## Aim
Each record needs to be echoed exactly; can you do that?

## Records supplied
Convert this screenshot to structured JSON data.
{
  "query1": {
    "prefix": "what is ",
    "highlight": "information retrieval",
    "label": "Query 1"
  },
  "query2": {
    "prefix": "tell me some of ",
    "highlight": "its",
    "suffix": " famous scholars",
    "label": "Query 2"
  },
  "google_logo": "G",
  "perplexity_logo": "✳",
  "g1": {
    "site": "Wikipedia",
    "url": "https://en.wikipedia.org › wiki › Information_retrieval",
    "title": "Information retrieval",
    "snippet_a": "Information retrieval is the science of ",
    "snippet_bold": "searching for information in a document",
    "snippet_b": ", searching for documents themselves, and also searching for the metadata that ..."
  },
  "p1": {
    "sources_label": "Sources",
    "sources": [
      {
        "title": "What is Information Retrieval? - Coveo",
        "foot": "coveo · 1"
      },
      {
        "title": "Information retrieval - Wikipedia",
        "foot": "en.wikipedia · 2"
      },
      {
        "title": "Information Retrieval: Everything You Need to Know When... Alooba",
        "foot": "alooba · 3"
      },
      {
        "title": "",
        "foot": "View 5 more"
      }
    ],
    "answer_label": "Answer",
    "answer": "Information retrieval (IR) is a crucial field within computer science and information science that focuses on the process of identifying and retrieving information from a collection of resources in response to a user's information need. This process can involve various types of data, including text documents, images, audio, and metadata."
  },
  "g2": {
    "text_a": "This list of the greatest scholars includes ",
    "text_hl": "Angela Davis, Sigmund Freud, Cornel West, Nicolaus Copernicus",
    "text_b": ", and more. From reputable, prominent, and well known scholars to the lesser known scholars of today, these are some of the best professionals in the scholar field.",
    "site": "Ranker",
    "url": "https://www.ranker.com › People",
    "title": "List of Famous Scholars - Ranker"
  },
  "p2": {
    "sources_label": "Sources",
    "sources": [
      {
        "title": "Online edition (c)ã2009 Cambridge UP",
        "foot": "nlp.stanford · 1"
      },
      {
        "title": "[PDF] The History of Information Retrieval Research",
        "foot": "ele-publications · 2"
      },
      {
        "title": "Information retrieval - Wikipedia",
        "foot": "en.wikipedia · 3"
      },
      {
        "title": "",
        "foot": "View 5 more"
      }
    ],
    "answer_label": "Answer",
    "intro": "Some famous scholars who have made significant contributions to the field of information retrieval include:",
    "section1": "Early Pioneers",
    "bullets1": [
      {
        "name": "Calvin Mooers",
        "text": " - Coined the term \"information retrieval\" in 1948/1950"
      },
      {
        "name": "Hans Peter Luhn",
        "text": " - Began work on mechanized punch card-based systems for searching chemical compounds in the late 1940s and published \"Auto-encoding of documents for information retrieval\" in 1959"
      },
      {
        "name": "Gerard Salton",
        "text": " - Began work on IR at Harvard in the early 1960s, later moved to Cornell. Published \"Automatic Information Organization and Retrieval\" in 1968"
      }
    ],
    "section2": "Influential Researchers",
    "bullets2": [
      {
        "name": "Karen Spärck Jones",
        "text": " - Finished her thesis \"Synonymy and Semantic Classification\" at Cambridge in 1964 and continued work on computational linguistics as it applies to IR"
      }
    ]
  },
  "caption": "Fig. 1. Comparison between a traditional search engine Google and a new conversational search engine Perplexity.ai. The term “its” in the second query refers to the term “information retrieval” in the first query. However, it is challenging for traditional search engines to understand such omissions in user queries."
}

## In response
Convert this screenshot to structured JSON data.
{
  "query1": {
    "prefix": "what is ",
    "highlight": "information retrieval",
    "label": "Query 1"
  },
  "query2": {
    "prefix": "tell me some of ",
    "highlight": "its",
    "suffix": " famous scholars",
    "label": "Query 2"
  },
  "google_logo": "G",
  "perplexity_logo": "✳",
  "g1": {
    "site": "Wikipedia",
    "url": "https://en.wikipedia.org › wiki › Information_retrieval",
    "title": "Information retrieval",
    "snippet_a": "Information retrieval is the science of ",
    "snippet_bold": "searching for information in a document",
    "snippet_b": ", searching for documents themselves, and also searching for the metadata that ..."
  },
  "p1": {
    "sources_label": "Sources",
    "sources": [
      {
        "title": "What is Information Retrieval? - Coveo",
        "foot": "coveo · 1"
      },
      {
        "title": "Information retrieval - Wikipedia",
        "foot": "en.wikipedia · 2"
      },
      {
        "title": "Information Retrieval: Everything You Need to Know When... Alooba",
        "foot": "alooba · 3"
      },
      {
        "title": "",
        "foot": "View 5 more"
      }
    ],
    "answer_label": "Answer",
    "answer": "Information retrieval (IR) is a crucial field within computer science and information science that focuses on the process of identifying and retrieving information from a collection of resources in response to a user's information need. This process can involve various types of data, including text documents, images, audio, and metadata."
  },
  "g2": {
    "text_a": "This list of the greatest scholars includes ",
    "text_hl": "Angela Davis, Sigmund Freud, Cornel West, Nicolaus Copernicus",
    "text_b": ", and more. From reputable, prominent, and well known scholars to the lesser known scholars of today, these are some of the best professionals in the scholar field.",
    "site": "Ranker",
    "url": "https://www.ranker.com › People",
    "title": "List of Famous Scholars - Ranker"
  },
  "p2": {
    "sources_label": "Sources",
    "sources": [
      {
        "title": "Online edition (c)ã2009 Cambridge UP",
        "foot": "nlp.stanford · 1"
      },
      {
        "title": "[PDF] The History of Information Retrieval Research",
        "foot": "ele-publications · 2"
      },
      {
        "title": "Information retrieval - Wikipedia",
        "foot": "en.wikipedia · 3"
      },
      {
        "title": "",
        "foot": "View 5 more"
      }
    ],
    "answer_label": "Answer",
    "intro": "Some famous scholars who have made significant contributions to the field of information retrieval include:",
    "section1": "Early Pioneers",
    "bullets1": [
      {
        "name": "Calvin Mooers",
        "text": " - Coined the term \"information retrieval\" in 1948/1950"
      },
      {
        "name": "Hans Peter Luhn",
        "text": " - Began work on mechanized punch card-based systems for searching chemical compounds in the late 1940s and published \"Auto-encoding of documents for information retrieval\" in 1959"
      },
      {
        "name": "Gerard Salton",
        "text": " - Began work on IR at Harvard in the early 1960s, later moved to Cornell. Published \"Automatic Information Organization and Retrieval\" in 1968"
      }
    ],
    "section2": "Influential Researchers",
    "bullets2": [
      {
        "name": "Karen Spärck Jones",
        "text": " - Finished her thesis \"Synonymy and Semantic Classification\" at Cambridge in 1964 and continued work on computational linguistics as it applies to IR"
      }
    ]
  },
  "caption": "Fig. 1. Comparison between a traditional search engine Google and a new conversational search engine Perplexity.ai. The term “its” in the second query refers to the term “information retrieval” in the first query. However, it is challenging for traditional search engines to understand such omissions in user queries."
}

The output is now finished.